→ BRIEF
Scan the listing below for lines with the word "deoxyribonucleotides". Report how many there are, as a number alone.

____ EXERCISE INPUTS

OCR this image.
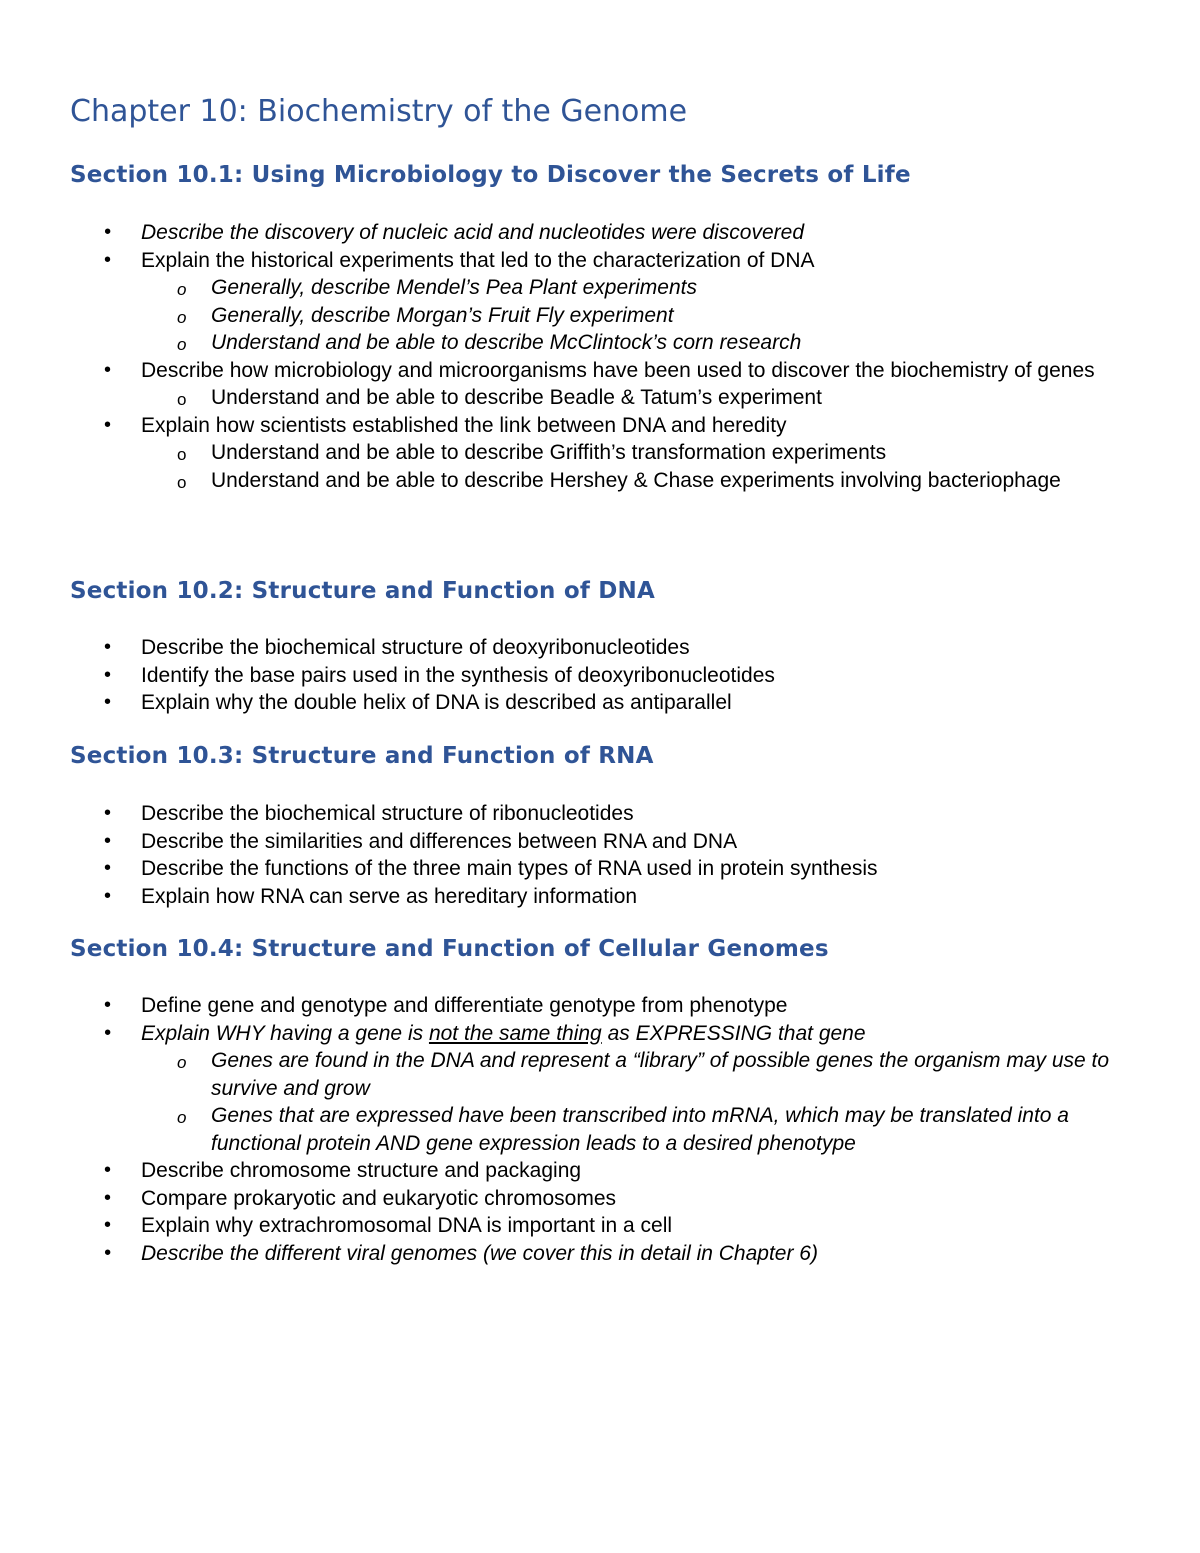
Chapter 10: Biochemistry of the Genome
Section 10.1: Using Microbiology to Discover the Secrets of Life
• Describe the discovery of nucleic acid and nucleotides were discovered
• Explain the historical experiments that led to the characterization of DNA
o Generally, describe Mendel’s Pea Plant experiments
o Generally, describe Morgan’s Fruit Fly experiment
o Understand and be able to describe McClintock’s corn research
• Describe how microbiology and microorganisms have been used to discover the biochemistry of genes
o Understand and be able to describe Beadle & Tatum’s experiment
• Explain how scientists established the link between DNA and heredity
o Understand and be able to describe Griffith’s transformation experiments
o Understand and be able to describe Hershey & Chase experiments involving bacteriophage
Section 10.2: Structure and Function of DNA
• Describe the biochemical structure of deoxyribonucleotides
• Identify the base pairs used in the synthesis of deoxyribonucleotides
• Explain why the double helix of DNA is described as antiparallel
Section 10.3: Structure and Function of RNA
• Describe the biochemical structure of ribonucleotides
• Describe the similarities and differences between RNA and DNA
• Describe the functions of the three main types of RNA used in protein synthesis
• Explain how RNA can serve as hereditary information
Section 10.4: Structure and Function of Cellular Genomes
• Define gene and genotype and differentiate genotype from phenotype
• Explain WHY having a gene is not the same thing as EXPRESSING that gene
o Genes are found in the DNA and represent a “library” of possible genes the organism may use to survive and grow
o Genes that are expressed have been transcribed into mRNA, which may be translated into a functional protein AND gene expression leads to a desired phenotype
• Describe chromosome structure and packaging
• Compare prokaryotic and eukaryotic chromosomes
• Explain why extrachromosomal DNA is important in a cell
• Describe the different viral genomes (we cover this in detail in Chapter 6)
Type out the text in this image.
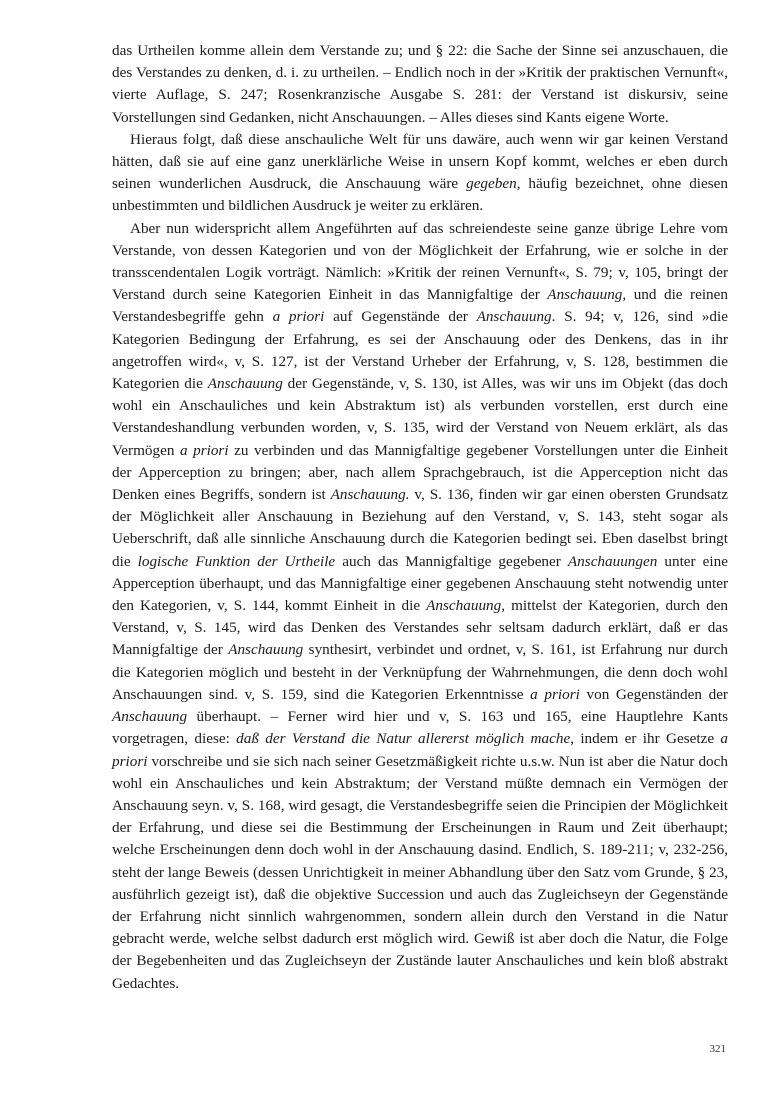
das Urtheilen komme allein dem Verstande zu; und § 22: die Sache der Sinne sei anzuschauen, die des Verstandes zu denken, d. i. zu urtheilen. – Endlich noch in der »Kritik der praktischen Vernunft«, vierte Auflage, S. 247; Rosenkranzische Ausgabe S. 281: der Verstand ist diskursiv, seine Vorstellungen sind Gedanken, nicht Anschauungen. – Alles dieses sind Kants eigene Worte.

Hieraus folgt, daß diese anschauliche Welt für uns dawäre, auch wenn wir gar keinen Verstand hätten, daß sie auf eine ganz unerklärliche Weise in unsern Kopf kommt, welches er eben durch seinen wunderlichen Ausdruck, die Anschauung wäre gegeben, häufig bezeichnet, ohne diesen unbestimmten und bildlichen Ausdruck je weiter zu erklären.

Aber nun widerspricht allem Angeführten auf das schreiendeste seine ganze übrige Lehre vom Verstande, von dessen Kategorien und von der Möglichkeit der Erfahrung, wie er solche in der transscendentalen Logik vorträgt. Nämlich: »Kritik der reinen Vernunft«, S. 79; v, 105, bringt der Verstand durch seine Kategorien Einheit in das Mannigfaltige der Anschauung, und die reinen Verstandesbegriffe gehn a priori auf Gegenstände der Anschauung. S. 94; v, 126, sind »die Kategorien Bedingung der Erfahrung, es sei der Anschauung oder des Denkens, das in ihr angetroffen wird«, v, S. 127, ist der Verstand Urheber der Erfahrung, v, S. 128, bestimmen die Kategorien die Anschauung der Gegenstände, v, S. 130, ist Alles, was wir uns im Objekt (das doch wohl ein Anschauliches und kein Abstraktum ist) als verbunden vorstellen, erst durch eine Verstandeshandlung verbunden worden, v, S. 135, wird der Verstand von Neuem erklärt, als das Vermögen a priori zu verbinden und das Mannigfaltige gegebener Vorstellungen unter die Einheit der Apperception zu bringen; aber, nach allem Sprachgebrauch, ist die Apperception nicht das Denken eines Begriffs, sondern ist Anschauung. v, S. 136, finden wir gar einen obersten Grundsatz der Möglichkeit aller Anschauung in Beziehung auf den Verstand, v, S. 143, steht sogar als Ueberschrift, daß alle sinnliche Anschauung durch die Kategorien bedingt sei. Eben daselbst bringt die logische Funktion der Urtheile auch das Mannigfaltige gegebener Anschauungen unter eine Apperception überhaupt, und das Mannigfaltige einer gegebenen Anschauung steht notwendig unter den Kategorien, v, S. 144, kommt Einheit in die Anschauung, mittelst der Kategorien, durch den Verstand, v, S. 145, wird das Denken des Verstandes sehr seltsam dadurch erklärt, daß er das Mannigfaltige der Anschauung synthesirt, verbindet und ordnet, v, S. 161, ist Erfahrung nur durch die Kategorien möglich und besteht in der Verknüpfung der Wahrnehmungen, die denn doch wohl Anschauungen sind. v, S. 159, sind die Kategorien Erkenntnisse a priori von Gegenständen der Anschauung überhaupt. – Ferner wird hier und v, S. 163 und 165, eine Hauptlehre Kants vorgetragen, diese: daß der Verstand die Natur allererst möglich mache, indem er ihr Gesetze a priori vorschreibe und sie sich nach seiner Gesetzmäßigkeit richte u.s.w. Nun ist aber die Natur doch wohl ein Anschauliches und kein Abstraktum; der Verstand müßte demnach ein Vermögen der Anschauung seyn. v, S. 168, wird gesagt, die Verstandesbegriffe seien die Principien der Möglichkeit der Erfahrung, und diese sei die Bestimmung der Erscheinungen in Raum und Zeit überhaupt; welche Erscheinungen denn doch wohl in der Anschauung dasind. Endlich, S. 189-211; v, 232-256, steht der lange Beweis (dessen Unrichtigkeit in meiner Abhandlung über den Satz vom Grunde, § 23, ausführlich gezeigt ist), daß die objektive Succession und auch das Zugleichseyn der Gegenstände der Erfahrung nicht sinnlich wahrgenommen, sondern allein durch den Verstand in die Natur gebracht werde, welche selbst dadurch erst möglich wird. Gewiß ist aber doch die Natur, die Folge der Begebenheiten und das Zugleichseyn der Zustände lauter Anschauliches und kein bloß abstrakt Gedachtes.

321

________

→ ANSWER FOR THE TASK
2